==== Input records

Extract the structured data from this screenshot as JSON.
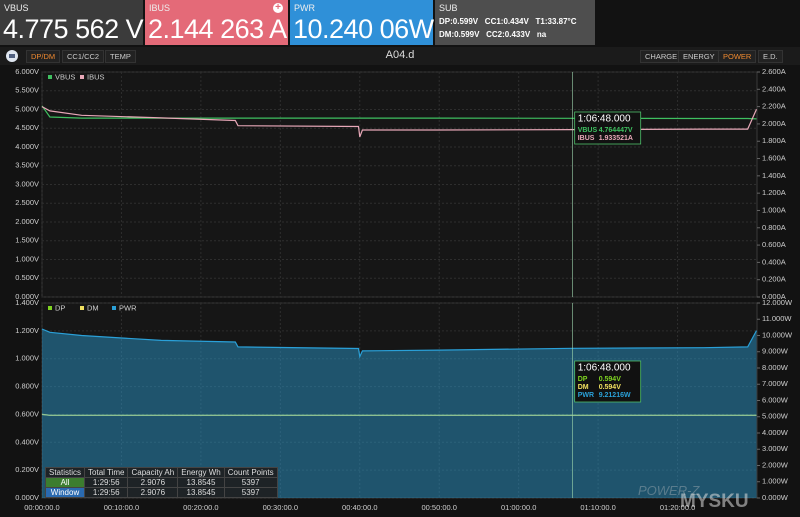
{
  "header": {
    "panels": [
      {
        "label": "VBUS",
        "value": "4.775 562 V"
      },
      {
        "label": "IBUS",
        "value": "2.144 263 A"
      },
      {
        "label": "PWR",
        "value": "10.240 06W"
      }
    ],
    "sub": {
      "label": "SUB",
      "lines": [
        "DP:0.599V   CC1:0.434V   T1:33.87°C",
        "DM:0.599V   CC2:0.433V   na"
      ]
    }
  },
  "toolbar": {
    "left_tabs": [
      "DP/DM",
      "CC1/CC2",
      "TEMP"
    ],
    "title": "A04.d",
    "right_tabs": [
      "CHARGE",
      "ENERGY",
      "POWER",
      "E.D."
    ]
  },
  "chart_data": [
    {
      "type": "line",
      "x": [
        0,
        60,
        300,
        900,
        1460,
        1480,
        2390,
        2400,
        2420,
        3000,
        4008,
        5000,
        5330,
        5396
      ],
      "series": [
        {
          "name": "VBUS",
          "color": "#3fc060",
          "values": [
            5.1,
            4.8,
            4.77,
            4.77,
            4.77,
            4.77,
            4.77,
            4.77,
            4.77,
            4.77,
            4.764,
            4.76,
            4.76,
            4.75
          ]
        },
        {
          "name": "IBUS",
          "color": "#e8a8b8",
          "axis": "y2",
          "values": [
            2.2,
            2.15,
            2.1,
            2.07,
            2.04,
            1.98,
            1.97,
            1.85,
            1.93,
            1.93,
            1.934,
            1.94,
            1.94,
            2.17
          ]
        }
      ],
      "xlim": [
        0,
        5400
      ],
      "ylim": [
        0,
        6
      ],
      "yticks": [
        {
          "value": 0,
          "label": "0.000V"
        },
        {
          "value": 0.5,
          "label": "0.500V"
        },
        {
          "value": 1,
          "label": "1.000V"
        },
        {
          "value": 1.5,
          "label": "1.500V"
        },
        {
          "value": 2,
          "label": "2.000V"
        },
        {
          "value": 2.5,
          "label": "2.500V"
        },
        {
          "value": 3,
          "label": "3.000V"
        },
        {
          "value": 3.5,
          "label": "3.500V"
        },
        {
          "value": 4,
          "label": "4.000V"
        },
        {
          "value": 4.5,
          "label": "4.500V"
        },
        {
          "value": 5,
          "label": "5.000V"
        },
        {
          "value": 5.5,
          "label": "5.500V"
        },
        {
          "value": 6,
          "label": "6.000V"
        }
      ],
      "y2lim": [
        0,
        2.6
      ],
      "y2ticks": [
        {
          "value": 0,
          "label": "0.000A"
        },
        {
          "value": 0.2,
          "label": "0.200A"
        },
        {
          "value": 0.4,
          "label": "0.400A"
        },
        {
          "value": 0.6,
          "label": "0.600A"
        },
        {
          "value": 0.8,
          "label": "0.800A"
        },
        {
          "value": 1,
          "label": "1.000A"
        },
        {
          "value": 1.2,
          "label": "1.200A"
        },
        {
          "value": 1.4,
          "label": "1.400A"
        },
        {
          "value": 1.6,
          "label": "1.600A"
        },
        {
          "value": 1.8,
          "label": "1.800A"
        },
        {
          "value": 2,
          "label": "2.000A"
        },
        {
          "value": 2.2,
          "label": "2.200A"
        },
        {
          "value": 2.4,
          "label": "2.400A"
        },
        {
          "value": 2.6,
          "label": "2.600A"
        }
      ],
      "cursor_x": 4008,
      "cursor_label": "1:06:48.000",
      "readout_values": [
        "4.764447V",
        "1.933521A"
      ]
    },
    {
      "type": "area",
      "x": [
        0,
        60,
        300,
        900,
        1460,
        1480,
        2390,
        2400,
        2420,
        3000,
        4008,
        5000,
        5330,
        5396
      ],
      "series": [
        {
          "name": "DP",
          "color": "#7ed321",
          "values": [
            0.6,
            0.594,
            0.594,
            0.594,
            0.594,
            0.594,
            0.594,
            0.594,
            0.594,
            0.594,
            0.594,
            0.594,
            0.594,
            0.594
          ]
        },
        {
          "name": "DM",
          "color": "#f0e060",
          "values": [
            0.6,
            0.594,
            0.594,
            0.594,
            0.594,
            0.594,
            0.594,
            0.594,
            0.594,
            0.594,
            0.594,
            0.594,
            0.594,
            0.594
          ]
        },
        {
          "name": "PWR",
          "color": "#2aa0d8",
          "axis": "y2",
          "values": [
            10.4,
            10.2,
            10.0,
            9.7,
            9.6,
            9.3,
            9.2,
            8.7,
            9.05,
            9.1,
            9.212,
            9.25,
            9.3,
            10.3
          ]
        }
      ],
      "xlim": [
        0,
        5400
      ],
      "xticks": [
        {
          "value": 0,
          "label": "00:00:00.0"
        },
        {
          "value": 600,
          "label": "00:10:00.0"
        },
        {
          "value": 1200,
          "label": "00:20:00.0"
        },
        {
          "value": 1800,
          "label": "00:30:00.0"
        },
        {
          "value": 2400,
          "label": "00:40:00.0"
        },
        {
          "value": 3000,
          "label": "00:50:00.0"
        },
        {
          "value": 3600,
          "label": "01:00:00.0"
        },
        {
          "value": 4200,
          "label": "01:10:00.0"
        },
        {
          "value": 4800,
          "label": "01:20:00.0"
        }
      ],
      "ylim": [
        0,
        1.4
      ],
      "yticks": [
        {
          "value": 0,
          "label": "0.000V"
        },
        {
          "value": 0.2,
          "label": "0.200V"
        },
        {
          "value": 0.4,
          "label": "0.400V"
        },
        {
          "value": 0.6,
          "label": "0.600V"
        },
        {
          "value": 0.8,
          "label": "0.800V"
        },
        {
          "value": 1,
          "label": "1.000V"
        },
        {
          "value": 1.2,
          "label": "1.200V"
        },
        {
          "value": 1.4,
          "label": "1.400V"
        }
      ],
      "y2lim": [
        0,
        12
      ],
      "y2ticks": [
        {
          "value": 0,
          "label": "0.000W"
        },
        {
          "value": 1,
          "label": "1.000W"
        },
        {
          "value": 2,
          "label": "2.000W"
        },
        {
          "value": 3,
          "label": "3.000W"
        },
        {
          "value": 4,
          "label": "4.000W"
        },
        {
          "value": 5,
          "label": "5.000W"
        },
        {
          "value": 6,
          "label": "6.000W"
        },
        {
          "value": 7,
          "label": "7.000W"
        },
        {
          "value": 8,
          "label": "8.000W"
        },
        {
          "value": 9,
          "label": "9.000W"
        },
        {
          "value": 10,
          "label": "10.000W"
        },
        {
          "value": 11,
          "label": "11.000W"
        },
        {
          "value": 12,
          "label": "12.000W"
        }
      ],
      "cursor_x": 4008,
      "cursor_label": "1:06:48.000",
      "readout_values": [
        "0.594V",
        "0.594V",
        "9.21216W"
      ]
    }
  ],
  "statistics": {
    "header": [
      "Statistics",
      "Total Time",
      "Capacity Ah",
      "Energy Wh",
      "Count Points"
    ],
    "rows": [
      [
        "All",
        "1:29:56",
        "2.9076",
        "13.8545",
        "5397"
      ],
      [
        "Window",
        "1:29:56",
        "2.9076",
        "13.8545",
        "5397"
      ]
    ]
  },
  "watermark": [
    "POWER-Z",
    "MYSKU"
  ]
}
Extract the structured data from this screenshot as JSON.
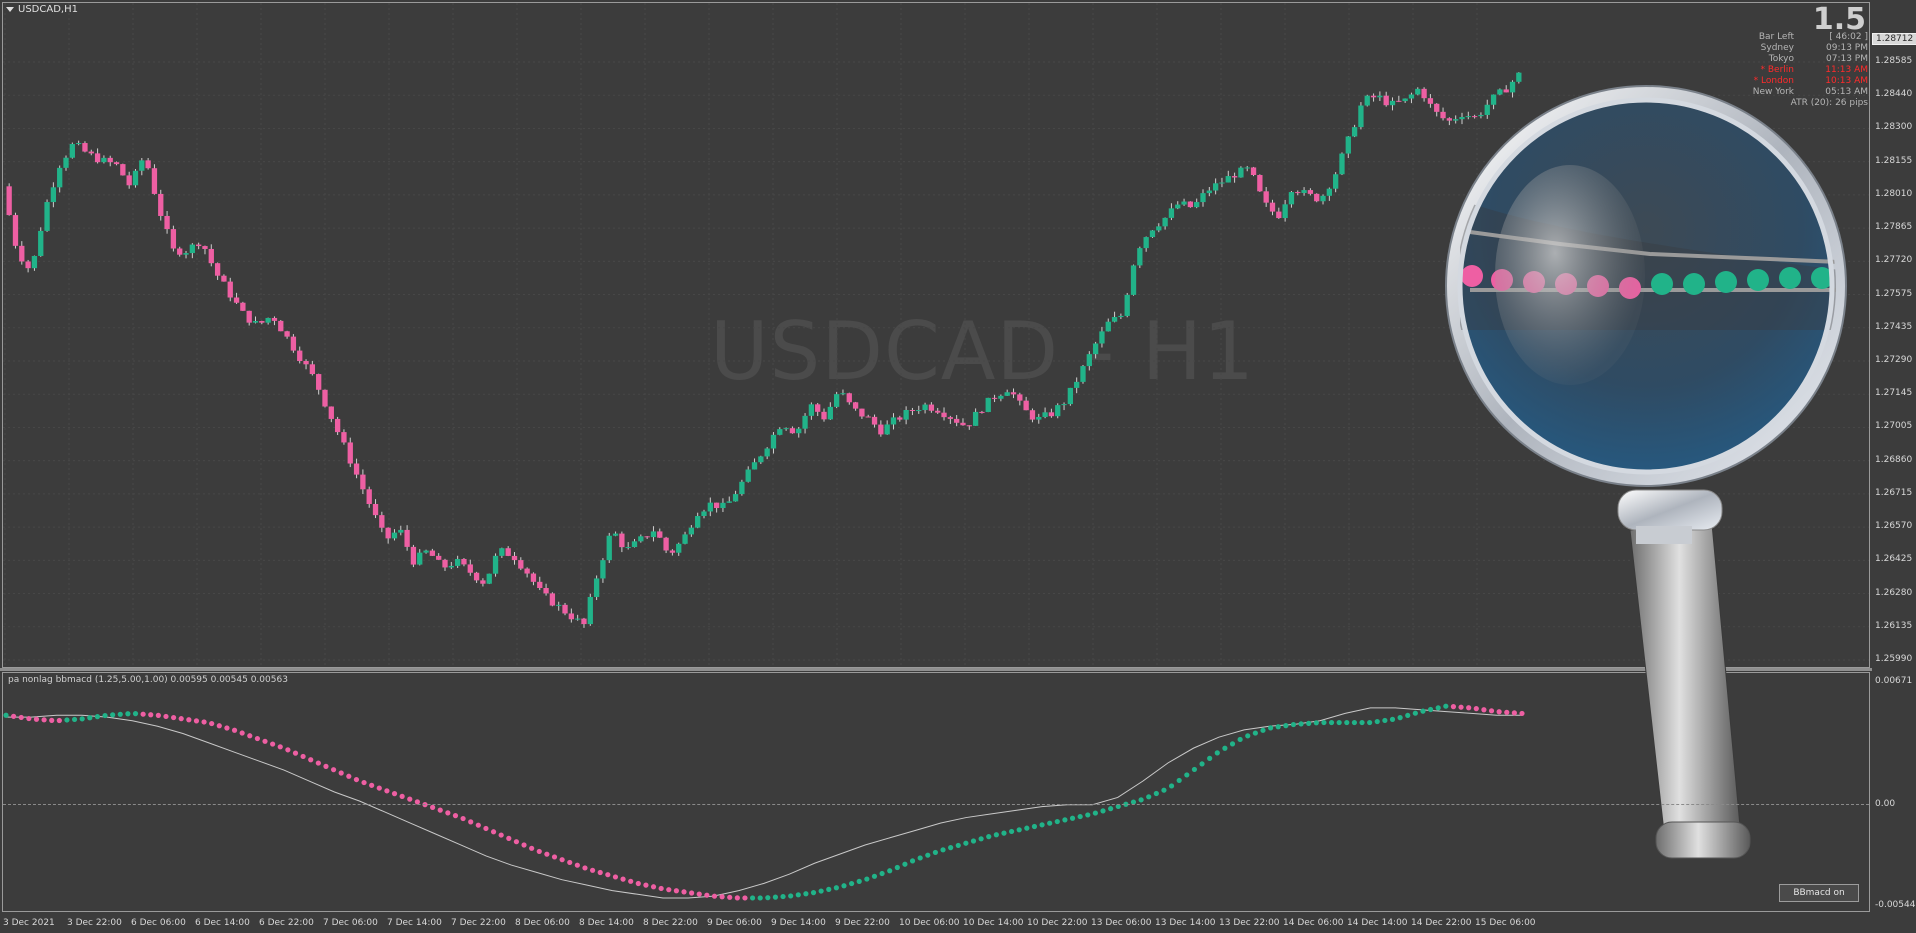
{
  "window": {
    "title": "USDCAD,H1",
    "watermark": "USDCAD - H1"
  },
  "spread": "1.5",
  "info_panel": {
    "rows": [
      {
        "label": "Bar Left",
        "value": "[ 46:02 ]",
        "highlight": false
      },
      {
        "label": "Sydney",
        "value": "09:13 PM",
        "highlight": false
      },
      {
        "label": "Tokyo",
        "value": "07:13 PM",
        "highlight": false
      },
      {
        "label": "* Berlin",
        "value": "11:13 AM",
        "highlight": true
      },
      {
        "label": "* London",
        "value": "10:13 AM",
        "highlight": true
      },
      {
        "label": "New York",
        "value": "05:13 AM",
        "highlight": false
      }
    ],
    "atr": "ATR (20): 26 pips"
  },
  "price_axis": {
    "current": "1.28712",
    "labels": [
      "1.28585",
      "1.28440",
      "1.28300",
      "1.28155",
      "1.28010",
      "1.27865",
      "1.27720",
      "1.27575",
      "1.27435",
      "1.27290",
      "1.27145",
      "1.27005",
      "1.26860",
      "1.26715",
      "1.26570",
      "1.26425",
      "1.26280",
      "1.26135",
      "1.25990"
    ]
  },
  "indicator": {
    "label": "pa nonlag bbmacd (1.25,5.00,1.00) 0.00595 0.00545 0.00563",
    "axis": [
      "0.00671",
      "0.00",
      "-0.00544"
    ],
    "button_label": "BBmacd on"
  },
  "time_axis": [
    "3 Dec 2021",
    "3 Dec 22:00",
    "6 Dec 06:00",
    "6 Dec 14:00",
    "6 Dec 22:00",
    "7 Dec 06:00",
    "7 Dec 14:00",
    "7 Dec 22:00",
    "8 Dec 06:00",
    "8 Dec 14:00",
    "8 Dec 22:00",
    "9 Dec 06:00",
    "9 Dec 14:00",
    "9 Dec 22:00",
    "10 Dec 06:00",
    "10 Dec 14:00",
    "10 Dec 22:00",
    "13 Dec 06:00",
    "13 Dec 14:00",
    "13 Dec 22:00",
    "14 Dec 06:00",
    "14 Dec 14:00",
    "14 Dec 22:00",
    "15 Dec 06:00"
  ],
  "colors": {
    "bull": "#21b389",
    "bear": "#ee5fa3",
    "background": "#3c3c3c"
  },
  "chart_data": [
    {
      "type": "candlestick",
      "symbol": "USDCAD",
      "timeframe": "H1",
      "ylim": [
        1.2599,
        1.2878
      ],
      "close_path": [
        1.282,
        1.279,
        1.278,
        1.281,
        1.283,
        1.284,
        1.2835,
        1.2832,
        1.283,
        1.282,
        1.2835,
        1.281,
        1.279,
        1.279,
        1.2795,
        1.278,
        1.277,
        1.276,
        1.2755,
        1.276,
        1.275,
        1.274,
        1.273,
        1.2715,
        1.27,
        1.2685,
        1.267,
        1.2655,
        1.266,
        1.2645,
        1.265,
        1.2642,
        1.2645,
        1.264,
        1.2635,
        1.265,
        1.2648,
        1.264,
        1.263,
        1.2625,
        1.262,
        1.2615,
        1.264,
        1.266,
        1.265,
        1.2655,
        1.266,
        1.2648,
        1.2655,
        1.2668,
        1.2672,
        1.267,
        1.268,
        1.269,
        1.27,
        1.271,
        1.2705,
        1.2718,
        1.2712,
        1.2725,
        1.2716,
        1.2712,
        1.2706,
        1.2711,
        1.2715,
        1.2718,
        1.2716,
        1.2712,
        1.2708,
        1.2716,
        1.2722,
        1.2726,
        1.2716,
        1.2711,
        1.2714,
        1.272,
        1.2732,
        1.2745,
        1.2756,
        1.276,
        1.279,
        1.28,
        1.2805,
        1.2812,
        1.281,
        1.2818,
        1.2822,
        1.2826,
        1.2828,
        1.2812,
        1.2806,
        1.282,
        1.2816,
        1.2814,
        1.2825,
        1.2842,
        1.286,
        1.2862,
        1.2858,
        1.286,
        1.2866,
        1.2855,
        1.285,
        1.2854,
        1.2852,
        1.286,
        1.2865,
        1.2872
      ]
    },
    {
      "type": "line",
      "title": "pa nonlag bbmacd",
      "ylim": [
        -0.00544,
        0.00671
      ],
      "series": [
        {
          "values": [
            0.005,
            0.0048,
            0.0047,
            0.0048,
            0.005,
            0.0051,
            0.005,
            0.0048,
            0.0046,
            0.0042,
            0.0037,
            0.0032,
            0.0026,
            0.002,
            0.0014,
            0.0009,
            0.0004,
            -0.0001,
            -0.0006,
            -0.0012,
            -0.0018,
            -0.0024,
            -0.0029,
            -0.0034,
            -0.0038,
            -0.0042,
            -0.0045,
            -0.0047,
            -0.0049,
            -0.005,
            -0.005,
            -0.0049,
            -0.0047,
            -0.0044,
            -0.004,
            -0.0035,
            -0.0029,
            -0.0024,
            -0.002,
            -0.0016,
            -0.0013,
            -0.001,
            -0.0007,
            -0.0004,
            0.0,
            0.0004,
            0.001,
            0.002,
            0.003,
            0.0038,
            0.0043,
            0.0045,
            0.0046,
            0.0046,
            0.0046,
            0.0048,
            0.0052,
            0.0055,
            0.0054,
            0.0052,
            0.0051
          ]
        },
        {
          "values": [
            0.0049,
            0.0049,
            0.005,
            0.005,
            0.0049,
            0.0047,
            0.0044,
            0.004,
            0.0035,
            0.003,
            0.0025,
            0.002,
            0.0014,
            0.0008,
            0.0003,
            -0.0003,
            -0.0009,
            -0.0015,
            -0.0021,
            -0.0027,
            -0.0032,
            -0.0036,
            -0.004,
            -0.0043,
            -0.0046,
            -0.0048,
            -0.005,
            -0.005,
            -0.0049,
            -0.0046,
            -0.0042,
            -0.0037,
            -0.0031,
            -0.0026,
            -0.0021,
            -0.0017,
            -0.0013,
            -0.0009,
            -0.0006,
            -0.0004,
            -0.0002,
            0.0,
            0.0001,
            0.0001,
            0.0005,
            0.0014,
            0.0024,
            0.0032,
            0.0038,
            0.0042,
            0.0044,
            0.0045,
            0.0047,
            0.0051,
            0.0054,
            0.0054,
            0.0053,
            0.0052,
            0.0051,
            0.005,
            0.005
          ]
        }
      ]
    }
  ]
}
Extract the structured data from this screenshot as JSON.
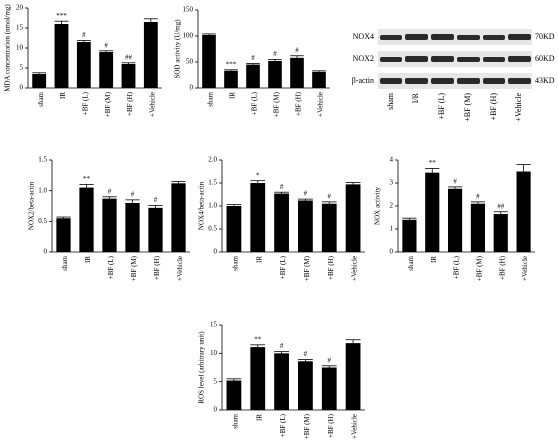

========

## Your goal
From the listing above, collect every line that mentions the word "title".

## The solution
    "title": "A04.d",
    "title": "USDCAD,H1",
      "title": "pa nonlag bbmacd",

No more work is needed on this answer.